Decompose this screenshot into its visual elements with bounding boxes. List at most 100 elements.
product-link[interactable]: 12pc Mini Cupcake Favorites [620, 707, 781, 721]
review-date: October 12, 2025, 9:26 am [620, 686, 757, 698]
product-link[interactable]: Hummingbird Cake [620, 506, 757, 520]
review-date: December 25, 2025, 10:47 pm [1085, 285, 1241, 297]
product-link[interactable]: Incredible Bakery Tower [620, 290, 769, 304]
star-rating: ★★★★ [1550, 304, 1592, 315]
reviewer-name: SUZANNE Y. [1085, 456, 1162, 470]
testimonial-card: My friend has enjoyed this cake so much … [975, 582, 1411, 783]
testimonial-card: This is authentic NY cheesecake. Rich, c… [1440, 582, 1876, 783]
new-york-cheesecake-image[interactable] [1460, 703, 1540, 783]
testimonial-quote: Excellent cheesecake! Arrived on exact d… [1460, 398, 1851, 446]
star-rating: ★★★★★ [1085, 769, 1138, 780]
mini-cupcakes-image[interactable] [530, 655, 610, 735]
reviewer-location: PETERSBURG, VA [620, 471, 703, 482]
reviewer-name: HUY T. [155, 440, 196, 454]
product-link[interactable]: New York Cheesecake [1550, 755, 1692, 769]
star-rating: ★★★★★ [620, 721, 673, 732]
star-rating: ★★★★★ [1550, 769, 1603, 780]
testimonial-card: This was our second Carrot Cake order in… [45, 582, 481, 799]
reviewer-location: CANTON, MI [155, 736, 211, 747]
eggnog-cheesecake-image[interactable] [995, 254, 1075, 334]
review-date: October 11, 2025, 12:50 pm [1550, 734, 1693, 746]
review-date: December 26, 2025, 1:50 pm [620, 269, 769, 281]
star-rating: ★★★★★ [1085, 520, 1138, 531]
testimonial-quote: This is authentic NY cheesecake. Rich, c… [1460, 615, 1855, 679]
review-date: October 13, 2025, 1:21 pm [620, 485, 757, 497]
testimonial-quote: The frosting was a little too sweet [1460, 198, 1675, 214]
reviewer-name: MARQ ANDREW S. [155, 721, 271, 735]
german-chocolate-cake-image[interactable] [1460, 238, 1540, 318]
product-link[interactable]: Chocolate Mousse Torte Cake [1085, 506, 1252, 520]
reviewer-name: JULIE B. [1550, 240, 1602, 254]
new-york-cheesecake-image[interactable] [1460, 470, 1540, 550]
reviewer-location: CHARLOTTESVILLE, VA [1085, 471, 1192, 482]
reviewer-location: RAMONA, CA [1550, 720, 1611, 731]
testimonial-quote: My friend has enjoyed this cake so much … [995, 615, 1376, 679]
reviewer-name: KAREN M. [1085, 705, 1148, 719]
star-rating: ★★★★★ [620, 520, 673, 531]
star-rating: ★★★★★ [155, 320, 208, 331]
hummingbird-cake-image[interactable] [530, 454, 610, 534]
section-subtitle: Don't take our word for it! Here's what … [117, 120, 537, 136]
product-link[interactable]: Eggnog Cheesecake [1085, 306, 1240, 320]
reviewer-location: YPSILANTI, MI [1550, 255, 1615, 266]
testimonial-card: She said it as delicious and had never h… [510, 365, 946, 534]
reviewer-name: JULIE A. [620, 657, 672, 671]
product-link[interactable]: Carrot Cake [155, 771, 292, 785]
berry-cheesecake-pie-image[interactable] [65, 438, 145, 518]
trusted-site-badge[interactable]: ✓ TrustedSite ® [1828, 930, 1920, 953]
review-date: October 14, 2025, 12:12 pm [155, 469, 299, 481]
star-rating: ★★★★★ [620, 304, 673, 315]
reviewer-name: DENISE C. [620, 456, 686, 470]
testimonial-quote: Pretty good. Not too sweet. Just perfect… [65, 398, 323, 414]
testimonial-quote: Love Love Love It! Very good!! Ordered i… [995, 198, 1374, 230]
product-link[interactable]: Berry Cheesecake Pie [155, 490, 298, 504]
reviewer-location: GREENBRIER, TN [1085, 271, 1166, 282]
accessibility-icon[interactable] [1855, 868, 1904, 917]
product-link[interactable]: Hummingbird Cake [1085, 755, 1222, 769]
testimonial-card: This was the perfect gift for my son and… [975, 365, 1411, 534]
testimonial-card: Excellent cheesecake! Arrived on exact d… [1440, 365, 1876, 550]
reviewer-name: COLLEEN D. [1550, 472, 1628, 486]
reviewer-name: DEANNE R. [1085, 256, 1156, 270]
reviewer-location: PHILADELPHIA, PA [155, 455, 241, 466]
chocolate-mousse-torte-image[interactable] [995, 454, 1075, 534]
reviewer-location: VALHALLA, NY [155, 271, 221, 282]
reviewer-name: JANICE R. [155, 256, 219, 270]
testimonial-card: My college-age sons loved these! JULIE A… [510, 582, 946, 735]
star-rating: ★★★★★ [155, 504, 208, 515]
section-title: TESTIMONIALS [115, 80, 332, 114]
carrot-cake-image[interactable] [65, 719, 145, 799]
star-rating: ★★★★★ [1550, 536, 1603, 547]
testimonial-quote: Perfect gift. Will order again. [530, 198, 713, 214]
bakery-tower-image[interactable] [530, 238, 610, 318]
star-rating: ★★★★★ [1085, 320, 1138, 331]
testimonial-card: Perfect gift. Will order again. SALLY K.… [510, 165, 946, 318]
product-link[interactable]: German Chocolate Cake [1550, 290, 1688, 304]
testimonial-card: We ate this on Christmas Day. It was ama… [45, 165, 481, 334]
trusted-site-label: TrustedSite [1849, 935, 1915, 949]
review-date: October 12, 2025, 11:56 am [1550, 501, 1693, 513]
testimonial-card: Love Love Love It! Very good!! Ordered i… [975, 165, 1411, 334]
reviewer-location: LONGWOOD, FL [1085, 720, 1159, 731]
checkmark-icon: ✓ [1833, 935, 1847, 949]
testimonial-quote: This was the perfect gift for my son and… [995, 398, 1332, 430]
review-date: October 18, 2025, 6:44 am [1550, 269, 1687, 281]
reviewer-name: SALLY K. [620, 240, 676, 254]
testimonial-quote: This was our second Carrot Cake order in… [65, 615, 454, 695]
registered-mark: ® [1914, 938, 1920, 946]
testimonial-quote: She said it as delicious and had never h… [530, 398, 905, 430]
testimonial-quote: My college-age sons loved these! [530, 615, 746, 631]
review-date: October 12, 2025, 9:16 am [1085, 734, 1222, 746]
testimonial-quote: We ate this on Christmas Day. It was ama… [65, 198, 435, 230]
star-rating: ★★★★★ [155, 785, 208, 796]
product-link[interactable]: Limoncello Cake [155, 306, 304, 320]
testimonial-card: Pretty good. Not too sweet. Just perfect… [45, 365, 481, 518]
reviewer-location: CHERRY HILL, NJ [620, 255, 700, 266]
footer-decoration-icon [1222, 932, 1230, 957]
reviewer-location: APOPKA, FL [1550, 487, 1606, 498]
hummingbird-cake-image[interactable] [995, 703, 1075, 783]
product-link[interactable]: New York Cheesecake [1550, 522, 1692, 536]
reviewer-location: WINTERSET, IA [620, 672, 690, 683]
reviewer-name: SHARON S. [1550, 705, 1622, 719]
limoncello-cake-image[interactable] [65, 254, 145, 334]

────────────────────────────────────────

- _Given instruction_
Please return every line of the records above unchanged.

- _Answer to the problem_
Decompose this screenshot into its visual elements with bounding boxes. List at most 100 elements.
product-link[interactable]: 12pc Mini Cupcake Favorites [620, 707, 781, 721]
review-date: October 12, 2025, 9:26 am [620, 686, 757, 698]
product-link[interactable]: Hummingbird Cake [620, 506, 757, 520]
review-date: December 25, 2025, 10:47 pm [1085, 285, 1241, 297]
product-link[interactable]: Incredible Bakery Tower [620, 290, 769, 304]
star-rating: ★★★★ [1550, 304, 1592, 315]
reviewer-name: SUZANNE Y. [1085, 456, 1162, 470]
testimonial-card: My friend has enjoyed this cake so much … [975, 582, 1411, 783]
testimonial-card: This is authentic NY cheesecake. Rich, c… [1440, 582, 1876, 783]
new-york-cheesecake-image[interactable] [1460, 703, 1540, 783]
testimonial-quote: Excellent cheesecake! Arrived on exact d… [1460, 398, 1851, 446]
star-rating: ★★★★★ [1085, 769, 1138, 780]
mini-cupcakes-image[interactable] [530, 655, 610, 735]
reviewer-location: PETERSBURG, VA [620, 471, 703, 482]
reviewer-name: HUY T. [155, 440, 196, 454]
product-link[interactable]: New York Cheesecake [1550, 755, 1692, 769]
star-rating: ★★★★★ [620, 721, 673, 732]
star-rating: ★★★★★ [1550, 769, 1603, 780]
testimonial-card: This was our second Carrot Cake order in… [45, 582, 481, 799]
reviewer-location: CANTON, MI [155, 736, 211, 747]
eggnog-cheesecake-image[interactable] [995, 254, 1075, 334]
review-date: October 11, 2025, 12:50 pm [1550, 734, 1693, 746]
review-date: December 26, 2025, 1:50 pm [620, 269, 769, 281]
star-rating: ★★★★★ [1085, 520, 1138, 531]
testimonial-quote: This is authentic NY cheesecake. Rich, c… [1460, 615, 1855, 679]
review-date: October 13, 2025, 1:21 pm [620, 485, 757, 497]
testimonial-quote: The frosting was a little too sweet [1460, 198, 1675, 214]
reviewer-name: MARQ ANDREW S. [155, 721, 271, 735]
german-chocolate-cake-image[interactable] [1460, 238, 1540, 318]
product-link[interactable]: Chocolate Mousse Torte Cake [1085, 506, 1252, 520]
reviewer-name: JULIE B. [1550, 240, 1602, 254]
new-york-cheesecake-image[interactable] [1460, 470, 1540, 550]
reviewer-location: CHARLOTTESVILLE, VA [1085, 471, 1192, 482]
reviewer-location: RAMONA, CA [1550, 720, 1611, 731]
testimonial-quote: My friend has enjoyed this cake so much … [995, 615, 1376, 679]
reviewer-name: KAREN M. [1085, 705, 1148, 719]
star-rating: ★★★★★ [620, 520, 673, 531]
star-rating: ★★★★★ [155, 320, 208, 331]
hummingbird-cake-image[interactable] [530, 454, 610, 534]
section-subtitle: Don't take our word for it! Here's what … [117, 120, 537, 136]
product-link[interactable]: Eggnog Cheesecake [1085, 306, 1240, 320]
reviewer-location: YPSILANTI, MI [1550, 255, 1615, 266]
testimonial-card: She said it as delicious and had never h… [510, 365, 946, 534]
reviewer-name: JULIE A. [620, 657, 672, 671]
product-link[interactable]: Carrot Cake [155, 771, 292, 785]
berry-cheesecake-pie-image[interactable] [65, 438, 145, 518]
trusted-site-badge[interactable]: ✓ TrustedSite ® [1828, 930, 1920, 953]
review-date: October 14, 2025, 12:12 pm [155, 469, 299, 481]
star-rating: ★★★★★ [620, 304, 673, 315]
reviewer-name: DENISE C. [620, 456, 686, 470]
testimonial-quote: Pretty good. Not too sweet. Just perfect… [65, 398, 323, 414]
testimonial-quote: Love Love Love It! Very good!! Ordered i… [995, 198, 1374, 230]
product-link[interactable]: Berry Cheesecake Pie [155, 490, 298, 504]
reviewer-location: GREENBRIER, TN [1085, 271, 1166, 282]
accessibility-icon[interactable] [1855, 868, 1904, 917]
product-link[interactable]: Hummingbird Cake [1085, 755, 1222, 769]
testimonial-card: This was the perfect gift for my son and… [975, 365, 1411, 534]
testimonial-card: Excellent cheesecake! Arrived on exact d… [1440, 365, 1876, 550]
reviewer-name: COLLEEN D. [1550, 472, 1628, 486]
reviewer-name: DEANNE R. [1085, 256, 1156, 270]
reviewer-location: PHILADELPHIA, PA [155, 455, 241, 466]
chocolate-mousse-torte-image[interactable] [995, 454, 1075, 534]
reviewer-location: VALHALLA, NY [155, 271, 221, 282]
reviewer-name: JANICE R. [155, 256, 219, 270]
testimonial-card: My college-age sons loved these! JULIE A… [510, 582, 946, 735]
star-rating: ★★★★★ [155, 504, 208, 515]
section-title: TESTIMONIALS [115, 80, 332, 114]
carrot-cake-image[interactable] [65, 719, 145, 799]
star-rating: ★★★★★ [1550, 536, 1603, 547]
testimonial-quote: Perfect gift. Will order again. [530, 198, 713, 214]
bakery-tower-image[interactable] [530, 238, 610, 318]
star-rating: ★★★★★ [1085, 320, 1138, 331]
testimonial-card: Perfect gift. Will order again. SALLY K.… [510, 165, 946, 318]
product-link[interactable]: German Chocolate Cake [1550, 290, 1688, 304]
testimonial-card: We ate this on Christmas Day. It was ama… [45, 165, 481, 334]
trusted-site-label: TrustedSite [1849, 935, 1915, 949]
review-date: October 12, 2025, 11:56 am [1550, 501, 1693, 513]
testimonial-card: Love Love Love It! Very good!! Ordered i… [975, 165, 1411, 334]
reviewer-location: LONGWOOD, FL [1085, 720, 1159, 731]
checkmark-icon: ✓ [1833, 935, 1847, 949]
testimonial-quote: This was the perfect gift for my son and… [995, 398, 1332, 430]
review-date: October 18, 2025, 6:44 am [1550, 269, 1687, 281]
reviewer-name: SALLY K. [620, 240, 676, 254]
testimonial-quote: This was our second Carrot Cake order in… [65, 615, 454, 695]
registered-mark: ® [1914, 938, 1920, 946]
testimonial-quote: She said it as delicious and had never h… [530, 398, 905, 430]
testimonial-quote: My college-age sons loved these! [530, 615, 746, 631]
review-date: October 12, 2025, 9:16 am [1085, 734, 1222, 746]
testimonial-quote: We ate this on Christmas Day. It was ama… [65, 198, 435, 230]
star-rating: ★★★★★ [155, 785, 208, 796]
product-link[interactable]: Limoncello Cake [155, 306, 304, 320]
testimonial-card: Pretty good. Not too sweet. Just perfect… [45, 365, 481, 518]
reviewer-location: CHERRY HILL, NJ [620, 255, 700, 266]
footer-decoration-icon [1222, 932, 1230, 957]
reviewer-location: APOPKA, FL [1550, 487, 1606, 498]
hummingbird-cake-image[interactable] [995, 703, 1075, 783]
product-link[interactable]: New York Cheesecake [1550, 522, 1692, 536]
reviewer-location: WINTERSET, IA [620, 672, 690, 683]
reviewer-name: SHARON S. [1550, 705, 1622, 719]
limoncello-cake-image[interactable] [65, 254, 145, 334]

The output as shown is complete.